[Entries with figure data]
--------------------
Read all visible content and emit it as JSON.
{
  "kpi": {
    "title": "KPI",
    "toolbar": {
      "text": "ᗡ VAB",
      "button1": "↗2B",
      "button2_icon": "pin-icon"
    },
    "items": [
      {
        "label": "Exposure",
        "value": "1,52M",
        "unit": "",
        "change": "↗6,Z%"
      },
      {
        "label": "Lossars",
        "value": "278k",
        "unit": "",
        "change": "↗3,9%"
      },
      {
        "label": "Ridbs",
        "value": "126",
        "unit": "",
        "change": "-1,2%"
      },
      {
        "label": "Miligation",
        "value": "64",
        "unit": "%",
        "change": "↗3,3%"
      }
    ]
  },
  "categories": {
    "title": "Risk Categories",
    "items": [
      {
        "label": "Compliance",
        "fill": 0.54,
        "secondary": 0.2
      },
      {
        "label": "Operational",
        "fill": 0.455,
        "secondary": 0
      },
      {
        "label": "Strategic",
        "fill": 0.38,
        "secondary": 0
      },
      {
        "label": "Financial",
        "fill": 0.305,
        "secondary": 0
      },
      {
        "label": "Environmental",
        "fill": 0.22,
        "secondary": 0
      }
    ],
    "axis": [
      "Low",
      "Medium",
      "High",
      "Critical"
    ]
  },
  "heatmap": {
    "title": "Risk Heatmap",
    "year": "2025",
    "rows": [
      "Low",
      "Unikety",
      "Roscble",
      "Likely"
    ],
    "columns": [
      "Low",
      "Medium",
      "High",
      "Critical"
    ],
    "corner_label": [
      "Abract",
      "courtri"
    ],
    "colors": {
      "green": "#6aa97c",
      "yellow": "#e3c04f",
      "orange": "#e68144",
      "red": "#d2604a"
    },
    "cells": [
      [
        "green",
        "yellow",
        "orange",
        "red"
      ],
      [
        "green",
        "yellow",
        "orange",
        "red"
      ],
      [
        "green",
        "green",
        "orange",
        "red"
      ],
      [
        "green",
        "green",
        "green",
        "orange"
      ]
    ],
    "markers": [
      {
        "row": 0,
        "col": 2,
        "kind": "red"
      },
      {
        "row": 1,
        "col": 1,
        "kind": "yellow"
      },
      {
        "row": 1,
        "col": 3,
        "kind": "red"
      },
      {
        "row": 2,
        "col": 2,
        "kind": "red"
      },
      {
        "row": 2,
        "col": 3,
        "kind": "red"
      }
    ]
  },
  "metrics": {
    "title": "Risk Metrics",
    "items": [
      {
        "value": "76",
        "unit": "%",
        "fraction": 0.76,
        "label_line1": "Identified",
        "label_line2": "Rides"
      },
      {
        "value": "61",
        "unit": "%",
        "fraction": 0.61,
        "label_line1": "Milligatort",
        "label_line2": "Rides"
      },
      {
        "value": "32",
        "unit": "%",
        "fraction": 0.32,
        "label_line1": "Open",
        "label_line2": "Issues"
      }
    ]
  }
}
--------------------
→ **Short task**: Scan the material above for the string "fill" and return the lines that hold it.

→ **Result of this task**:
        "fill": 0.54,
        "fill": 0.455,
        "fill": 0.38,
        "fill": 0.305,
        "fill": 0.22,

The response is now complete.